25. However, in institutions run by private Societies which do not receive grant-in-aid, they should not, I think, be compelled to apply any of the three principles mentioned above for ad hoc engagements such as Guest Faculty, Extension Lecturers and Teaching Associates as they have a right to manage their own institutions within the limited resources and financial capacity they may have and to this end a Court interdict may be avoided so as not to shut them down and buckle over. But this may not be true where institutions receiving grant-in-aid appoint regular teachers against non-aided posts they may have to comply with equality principles in the matter of pay drawn by teachers on aided posts to remove discrimination applying equal pay for equal work.

26. Those of whom are engaged in the aforesaid categories of employment in private aided colleges against posts which do not receive grant-in-aid being employed against posts a self-financing scheme, none of the above principles to my mind should apply automatically and all they would need is to conform to the minimum academic qualifications and other conditions laid down in the UGC guidelines since they occupy teaching posts and are to be treated equally so far as standards of imparting education is concerned. While applying the minimum of pay scale principle, the UGC guidelines dated 06.02.2010 would have to be adhered and the petitioners cannot claim anything more than what is fixed and stipulated in the Regulations and the institutions cannot be compelled by a court of law to pay anything more by way of emoluments or allowances other than provided to them which they have accepted at the time of joining.

27. In cases of pure contractual appointments, engagements other than Teaching Associates, Guest Faculty Teachers and Resource Persons and contractual Assistant Professors with service limited by time and extended by fresh contract, the vacation salary would be admissible to them as their appointment letters seem to run continuously for the period of contract with no rider put or ban imposed that they will not be paid during vacations and Rattan Lal case would apply. Where contracts have continued after efflux of time by extension/s they would have a right to be paid vacation salary and have protection against arbitrary relieving of services and not calling them back for the following academic session and being replaced with persons/teachers by the same arrangement. They would have a right to continue till regular recruitment, a right claimable by the Assistant Professors on contract in the 1st & 2nd Groups in paragraph 7 above. But they can claim no more than the minimum of the pay scale of the post of Assistant Professor or corresponding posts without any allowances in view of the recent Supreme Court ruling in State of Punjab v. Jagjit Singh and connected appeals decided on October 26, 2016 in main ( Civil Appeal No. 213 of 2013. Jagjit Singh sets aside the Full Bench of this Court in Avtar Singh v. State of Punjab, 2011 (4) RSJ 522 which once classified temporary employees for differential treatment on the subject of wages, the Supreme Court holding thus in paragraph 52 of the report:-

"52. In view of all our above conclusions, the decision rendered by the full bench of the High Court in Avtar Singh v. State of Punjab & Ors. (CWP no. 14796 of 2003), dated 11.11.2011, is liable to be set aside, and the same is hereby set aside. The decision rendered by the division bench of the High Court in State of Punjab & Ors. v. Rajinder Singh & Ors, LPA No. 337 of 2003, decided on 7.1.2009) is also liable to be set aside, and the same is also hereby set aside. We affirm the decision rendered in State of Punjab & Ors. v. Rajinder Kumar (LPA no. 1024 of 2009, decided on 30.8.2010), with the modification, that the concerned employees would be entitled to the minimum of the pay-scale, of the category to which they belong, but would not be entitled to allowances attached to the posts held by them.

**DATA:**

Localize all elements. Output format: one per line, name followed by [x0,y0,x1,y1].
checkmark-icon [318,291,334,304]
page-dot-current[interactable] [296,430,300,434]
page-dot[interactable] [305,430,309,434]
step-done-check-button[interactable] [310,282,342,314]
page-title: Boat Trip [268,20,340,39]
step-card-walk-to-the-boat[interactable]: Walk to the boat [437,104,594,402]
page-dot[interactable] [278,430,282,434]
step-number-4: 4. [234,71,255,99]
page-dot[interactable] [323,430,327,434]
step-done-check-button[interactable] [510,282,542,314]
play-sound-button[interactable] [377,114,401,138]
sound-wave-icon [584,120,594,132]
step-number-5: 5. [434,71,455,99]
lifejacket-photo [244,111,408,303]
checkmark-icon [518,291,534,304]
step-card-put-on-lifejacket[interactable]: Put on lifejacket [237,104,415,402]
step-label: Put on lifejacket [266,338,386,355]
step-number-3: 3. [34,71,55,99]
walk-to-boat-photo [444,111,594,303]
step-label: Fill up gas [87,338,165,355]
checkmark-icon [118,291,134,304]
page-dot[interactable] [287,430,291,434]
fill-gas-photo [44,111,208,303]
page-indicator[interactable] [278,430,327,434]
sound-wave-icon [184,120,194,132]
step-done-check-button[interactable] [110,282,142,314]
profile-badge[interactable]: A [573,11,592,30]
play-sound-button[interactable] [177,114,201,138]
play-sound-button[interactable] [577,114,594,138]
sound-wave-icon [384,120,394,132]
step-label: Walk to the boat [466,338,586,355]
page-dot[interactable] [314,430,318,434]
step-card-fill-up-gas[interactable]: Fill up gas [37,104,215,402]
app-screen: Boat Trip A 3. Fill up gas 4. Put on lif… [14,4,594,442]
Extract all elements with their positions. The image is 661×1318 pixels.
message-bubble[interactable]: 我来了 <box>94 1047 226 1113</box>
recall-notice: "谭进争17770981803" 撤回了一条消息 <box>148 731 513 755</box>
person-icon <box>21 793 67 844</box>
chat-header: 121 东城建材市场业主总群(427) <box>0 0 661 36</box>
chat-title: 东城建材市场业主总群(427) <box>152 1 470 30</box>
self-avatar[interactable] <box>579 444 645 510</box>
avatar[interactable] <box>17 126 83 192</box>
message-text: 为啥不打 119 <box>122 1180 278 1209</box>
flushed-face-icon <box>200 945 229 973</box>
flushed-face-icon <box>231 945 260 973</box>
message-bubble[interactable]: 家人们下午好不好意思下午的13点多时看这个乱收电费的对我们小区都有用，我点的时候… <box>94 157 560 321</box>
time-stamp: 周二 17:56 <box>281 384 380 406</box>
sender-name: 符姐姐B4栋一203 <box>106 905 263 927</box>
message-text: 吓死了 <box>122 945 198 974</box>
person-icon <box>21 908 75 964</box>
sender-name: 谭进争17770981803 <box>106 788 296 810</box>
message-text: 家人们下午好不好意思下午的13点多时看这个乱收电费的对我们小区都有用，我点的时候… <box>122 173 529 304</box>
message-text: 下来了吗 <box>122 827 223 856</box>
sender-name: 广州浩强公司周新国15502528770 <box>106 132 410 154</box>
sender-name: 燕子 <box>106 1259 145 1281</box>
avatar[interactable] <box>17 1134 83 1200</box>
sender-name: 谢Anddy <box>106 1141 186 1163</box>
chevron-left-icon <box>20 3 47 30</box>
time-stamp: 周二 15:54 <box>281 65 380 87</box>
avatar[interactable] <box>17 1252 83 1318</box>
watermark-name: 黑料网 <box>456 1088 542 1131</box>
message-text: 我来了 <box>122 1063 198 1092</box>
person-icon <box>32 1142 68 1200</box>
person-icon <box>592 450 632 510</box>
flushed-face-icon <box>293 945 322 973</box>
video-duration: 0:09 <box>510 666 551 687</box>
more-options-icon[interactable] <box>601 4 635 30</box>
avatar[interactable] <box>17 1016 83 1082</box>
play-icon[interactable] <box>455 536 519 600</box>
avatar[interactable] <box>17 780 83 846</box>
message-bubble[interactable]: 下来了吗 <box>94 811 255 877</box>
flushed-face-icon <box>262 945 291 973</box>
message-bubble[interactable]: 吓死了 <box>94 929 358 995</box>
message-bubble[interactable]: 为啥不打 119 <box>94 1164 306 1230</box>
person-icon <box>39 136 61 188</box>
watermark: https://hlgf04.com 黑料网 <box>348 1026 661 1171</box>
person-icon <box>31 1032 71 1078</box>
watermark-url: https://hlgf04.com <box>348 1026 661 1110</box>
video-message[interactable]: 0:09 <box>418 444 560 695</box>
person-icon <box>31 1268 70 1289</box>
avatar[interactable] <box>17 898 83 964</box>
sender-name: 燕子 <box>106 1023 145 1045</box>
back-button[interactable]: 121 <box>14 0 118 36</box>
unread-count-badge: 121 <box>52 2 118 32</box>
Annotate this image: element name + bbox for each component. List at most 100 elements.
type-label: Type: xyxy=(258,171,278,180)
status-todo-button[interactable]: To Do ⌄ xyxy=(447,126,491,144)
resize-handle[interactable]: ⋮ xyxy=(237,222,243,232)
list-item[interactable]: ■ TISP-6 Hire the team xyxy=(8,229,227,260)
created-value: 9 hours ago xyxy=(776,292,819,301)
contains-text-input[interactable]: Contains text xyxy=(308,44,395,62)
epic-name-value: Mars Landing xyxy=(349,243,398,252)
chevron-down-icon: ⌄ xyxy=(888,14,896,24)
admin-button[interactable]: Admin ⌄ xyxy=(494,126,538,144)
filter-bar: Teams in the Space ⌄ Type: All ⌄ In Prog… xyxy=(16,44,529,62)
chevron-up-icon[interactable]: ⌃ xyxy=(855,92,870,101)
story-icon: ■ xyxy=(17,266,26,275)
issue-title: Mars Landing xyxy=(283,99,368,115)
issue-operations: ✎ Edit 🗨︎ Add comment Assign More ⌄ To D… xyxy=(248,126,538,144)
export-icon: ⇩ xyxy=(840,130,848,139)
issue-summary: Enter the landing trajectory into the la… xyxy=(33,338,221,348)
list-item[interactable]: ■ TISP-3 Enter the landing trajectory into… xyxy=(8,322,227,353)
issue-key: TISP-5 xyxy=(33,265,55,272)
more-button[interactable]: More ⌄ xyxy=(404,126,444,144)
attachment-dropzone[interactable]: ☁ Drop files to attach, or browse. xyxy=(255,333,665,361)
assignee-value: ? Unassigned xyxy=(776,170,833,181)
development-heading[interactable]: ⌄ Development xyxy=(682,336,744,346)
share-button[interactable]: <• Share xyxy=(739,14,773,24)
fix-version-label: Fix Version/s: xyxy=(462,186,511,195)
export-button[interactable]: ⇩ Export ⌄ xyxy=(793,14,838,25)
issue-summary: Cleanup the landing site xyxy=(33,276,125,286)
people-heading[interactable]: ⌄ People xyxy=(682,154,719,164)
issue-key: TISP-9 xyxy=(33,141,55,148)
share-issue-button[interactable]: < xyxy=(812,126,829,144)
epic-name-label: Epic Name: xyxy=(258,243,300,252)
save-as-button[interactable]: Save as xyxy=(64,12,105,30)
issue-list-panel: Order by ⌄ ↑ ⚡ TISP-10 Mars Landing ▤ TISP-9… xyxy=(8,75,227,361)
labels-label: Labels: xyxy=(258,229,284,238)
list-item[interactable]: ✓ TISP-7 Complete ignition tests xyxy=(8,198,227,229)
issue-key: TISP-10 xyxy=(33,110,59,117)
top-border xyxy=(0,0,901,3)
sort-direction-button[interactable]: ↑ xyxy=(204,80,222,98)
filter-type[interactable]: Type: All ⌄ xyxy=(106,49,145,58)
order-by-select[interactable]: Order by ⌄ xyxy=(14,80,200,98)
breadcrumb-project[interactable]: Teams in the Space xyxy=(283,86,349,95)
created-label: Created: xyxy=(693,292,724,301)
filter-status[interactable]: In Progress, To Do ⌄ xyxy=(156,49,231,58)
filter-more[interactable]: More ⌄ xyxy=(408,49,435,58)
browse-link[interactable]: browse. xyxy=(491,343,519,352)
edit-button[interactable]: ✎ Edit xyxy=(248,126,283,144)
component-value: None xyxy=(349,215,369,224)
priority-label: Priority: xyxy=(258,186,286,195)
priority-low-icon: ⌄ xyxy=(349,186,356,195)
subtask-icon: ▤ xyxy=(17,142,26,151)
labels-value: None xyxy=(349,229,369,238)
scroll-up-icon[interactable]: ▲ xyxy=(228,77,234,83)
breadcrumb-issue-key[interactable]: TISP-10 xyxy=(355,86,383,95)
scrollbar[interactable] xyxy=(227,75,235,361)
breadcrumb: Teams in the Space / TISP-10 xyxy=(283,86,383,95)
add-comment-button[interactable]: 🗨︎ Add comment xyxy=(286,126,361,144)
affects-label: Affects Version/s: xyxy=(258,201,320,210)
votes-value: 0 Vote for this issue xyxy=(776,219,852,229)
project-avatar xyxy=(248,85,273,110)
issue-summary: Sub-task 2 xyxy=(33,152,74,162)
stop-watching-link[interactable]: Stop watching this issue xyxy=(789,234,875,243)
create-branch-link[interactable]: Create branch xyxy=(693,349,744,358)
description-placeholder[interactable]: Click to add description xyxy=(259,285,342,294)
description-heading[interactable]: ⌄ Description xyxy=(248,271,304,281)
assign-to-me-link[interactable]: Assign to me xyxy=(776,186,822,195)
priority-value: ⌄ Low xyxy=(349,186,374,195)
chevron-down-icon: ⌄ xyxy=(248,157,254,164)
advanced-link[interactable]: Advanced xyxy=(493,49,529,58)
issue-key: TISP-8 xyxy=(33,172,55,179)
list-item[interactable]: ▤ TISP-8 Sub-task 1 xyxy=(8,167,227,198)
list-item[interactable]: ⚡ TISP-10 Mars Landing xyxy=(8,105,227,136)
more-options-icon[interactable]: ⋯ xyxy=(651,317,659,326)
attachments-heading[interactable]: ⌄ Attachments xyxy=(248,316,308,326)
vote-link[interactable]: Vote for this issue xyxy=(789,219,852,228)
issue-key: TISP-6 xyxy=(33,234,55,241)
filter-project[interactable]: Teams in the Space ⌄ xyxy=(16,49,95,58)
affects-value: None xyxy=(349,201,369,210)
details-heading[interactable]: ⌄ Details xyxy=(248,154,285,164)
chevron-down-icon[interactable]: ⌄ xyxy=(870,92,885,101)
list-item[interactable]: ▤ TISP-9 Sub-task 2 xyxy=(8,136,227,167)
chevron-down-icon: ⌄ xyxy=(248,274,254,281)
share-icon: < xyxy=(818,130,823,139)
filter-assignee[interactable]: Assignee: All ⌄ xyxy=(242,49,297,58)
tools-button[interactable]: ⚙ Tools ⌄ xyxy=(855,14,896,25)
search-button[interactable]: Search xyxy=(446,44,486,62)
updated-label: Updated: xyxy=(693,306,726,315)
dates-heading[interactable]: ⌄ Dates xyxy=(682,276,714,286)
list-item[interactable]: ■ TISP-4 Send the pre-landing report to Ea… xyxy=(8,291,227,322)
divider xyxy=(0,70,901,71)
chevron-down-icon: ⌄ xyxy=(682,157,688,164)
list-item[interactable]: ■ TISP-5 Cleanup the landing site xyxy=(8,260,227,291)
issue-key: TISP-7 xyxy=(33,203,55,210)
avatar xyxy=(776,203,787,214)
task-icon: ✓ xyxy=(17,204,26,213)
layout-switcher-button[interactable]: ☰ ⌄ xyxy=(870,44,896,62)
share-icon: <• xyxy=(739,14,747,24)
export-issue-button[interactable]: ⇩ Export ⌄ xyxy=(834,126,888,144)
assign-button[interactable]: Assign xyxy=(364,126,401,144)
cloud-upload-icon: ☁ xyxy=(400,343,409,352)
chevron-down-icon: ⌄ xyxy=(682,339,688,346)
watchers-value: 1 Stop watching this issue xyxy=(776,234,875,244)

**WRITTEN EXERCISE 1:**
Answer these questions using the court judgment on teachers' pay:
(a) What is the date of the UGC guidelines that must be adhered to when the minimum of pay scale principle is applied?
(b) On what date was State of Punjab v. Jagjit Singh decided?
(c) In the quoted paragraph 52, what modification is made to the decision in State of Punjab & Ors. v. Rajinder Kumar?
**WRITTEN EXERCISE 2:** Rename "Extension Lecturers" as "Visiting Lecturers" in the court judgment on teachers' pay, and write out the passage that begins at the words "25. However, in" and stops after "for equal work.".
**WRITTEN EXERCISE 3:** Continue the court judgment on teachers' pay, starting right after its final sentence.
The rows are separate material from the court judgment on teachers' pay.

**FINAL ANSWER 1:**
(a) 06.02.2010
(b) October 26, 2016
(c) The employees concerned would be entitled to the minimum of the pay-scale of the category to which they belong, but not to allowances attached to the posts they hold.

**FINAL ANSWER 2:**
25. However, in institutions run by private Societies which do not receive grant-in-aid, they should not, I think, be compelled to apply any of the three principles mentioned above for ad hoc engagements such as Guest Faculty, Visiting Lecturers and Teaching Associates as they have a right to manage their own institutions within the limited resources and financial capacity they may have and to this end a Court interdict may be avoided so as not to shut them down and buckle over. But this may not be true where institutions receiving grant-in-aid appoint regular teachers against non-aided posts they may have to comply with equality principles in the matter of pay drawn by teachers on aided posts to remove discrimination applying equal pay for equal work.

**FINAL ANSWER 3:**
28. The philosophical and social premises in Jagjit Singh (supra) is summed up succinctly in paragraph 55 of the judgment which sets the tone and tenor of evolution of a new administrative law jurisprudence for this Court to apply in such cases. To quote:-

"55. In our considered view, it is fallacious to determine artificial parameters to deny fruits of labour. An employee engaged for the same work, cannot be paid less than another, who performs the same duties and responsibilities. Certainly not, in a welfare State. Such an action besides being demeaning, strikes at the very foundation of human dignity. Any one, who is compelled to work at a lesser wage, does not do so voluntarily. He does so, to provide food and shelter to his family, at the cost of his self respect and dignity, at the cost of his self worth, and at the cost of his integrity. For he knows, that his dependents would suffer immensely, if he does not accept the lesser wage. Any act, of paying less wages, as compared to others similarly situate, constitutes an act of exploitative enslavement, emerging out of a domineering position. Undoubtedly, the action is oppressive, suppressive and coercive, as it compels involuntary subjugation."

29. A word of explanation: There is a vast divide between the rule in Rattan Lals case dealing with ad hoc lecturers in School/College cadre in Chandigarh and other species of engagement like Guest Faculty teachers and Teaching Associates etc. The vacation salary cannot follow automatically and as a matter of right for Teaching Associates, Guest Faculty Teachers and Resource Persons etc. who have not been appointed against sanctioned posts mentioned in the rules and regulations of the Universities and the Colleges affiliated to them and the appointment in not in a regular manner.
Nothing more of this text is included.